» **WORK TO BE COMPLETED**:
Repeat all the records exactly, omitting pictures.
::: RECORDS SHOWN
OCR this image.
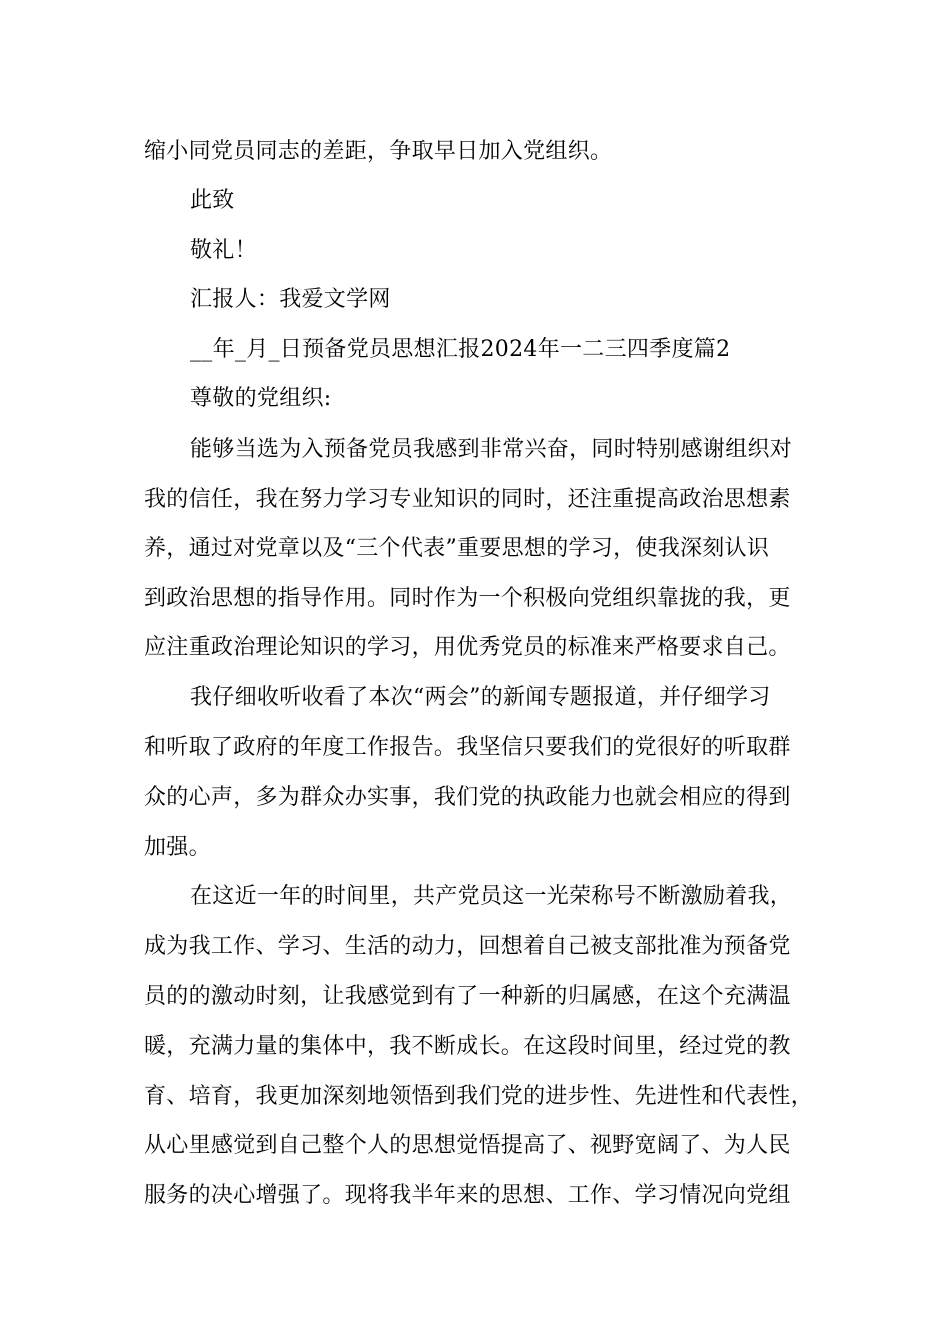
缩小同党员同志的差距，争取早日加入党组织。

此致

敬礼！

汇报人：我爱文学网

__年_月_日预备党员思想汇报2024年一二三四季度篇2

尊敬的党组织:

能够当选为入预备党员我感到非常兴奋，同时特别感谢组织对

我的信任，我在努力学习专业知识的同时，还注重提高政治思想素

养，通过对党章以及“三个代表”重要思想的学习，使我深刻认识

到政治思想的指导作用。同时作为一个积极向党组织靠拢的我，更

应注重政治理论知识的学习，用优秀党员的标准来严格要求自己。

我仔细收听收看了本次“两会”的新闻专题报道，并仔细学习

和听取了政府的年度工作报告。我坚信只要我们的党很好的听取群

众的心声，多为群众办实事，我们党的执政能力也就会相应的得到

加强。

在这近一年的时间里，共产党员这一光荣称号不断激励着我，

成为我工作、学习、生活的动力，回想着自己被支部批准为预备党

员的的激动时刻，让我感觉到有了一种新的归属感，在这个充满温

暖，充满力量的集体中，我不断成长。在这段时间里，经过党的教

育、培育，我更加深刻地领悟到我们党的进步性、先进性和代表性，

从心里感觉到自己整个人的思想觉悟提高了、视野宽阔了、为人民

服务的决心增强了。现将我半年来的思想、工作、学习情况向党组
::::::
» **THE OUTPUT**:
OCR this image.
缩小同党员同志的差距，争取早日加入党组织。

此致

敬礼！

汇报人：我爱文学网

__年_月_日预备党员思想汇报2024年一二三四季度篇2

尊敬的党组织:

能够当选为入预备党员我感到非常兴奋，同时特别感谢组织对

我的信任，我在努力学习专业知识的同时，还注重提高政治思想素

养，通过对党章以及“三个代表”重要思想的学习，使我深刻认识

到政治思想的指导作用。同时作为一个积极向党组织靠拢的我，更

应注重政治理论知识的学习，用优秀党员的标准来严格要求自己。

我仔细收听收看了本次“两会”的新闻专题报道，并仔细学习

和听取了政府的年度工作报告。我坚信只要我们的党很好的听取群

众的心声，多为群众办实事，我们党的执政能力也就会相应的得到

加强。

在这近一年的时间里，共产党员这一光荣称号不断激励着我，

成为我工作、学习、生活的动力，回想着自己被支部批准为预备党

员的的激动时刻，让我感觉到有了一种新的归属感，在这个充满温

暖，充满力量的集体中，我不断成长。在这段时间里，经过党的教

育、培育，我更加深刻地领悟到我们党的进步性、先进性和代表性，

从心里感觉到自己整个人的思想觉悟提高了、视野宽阔了、为人民

服务的决心增强了。现将我半年来的思想、工作、学习情况向党组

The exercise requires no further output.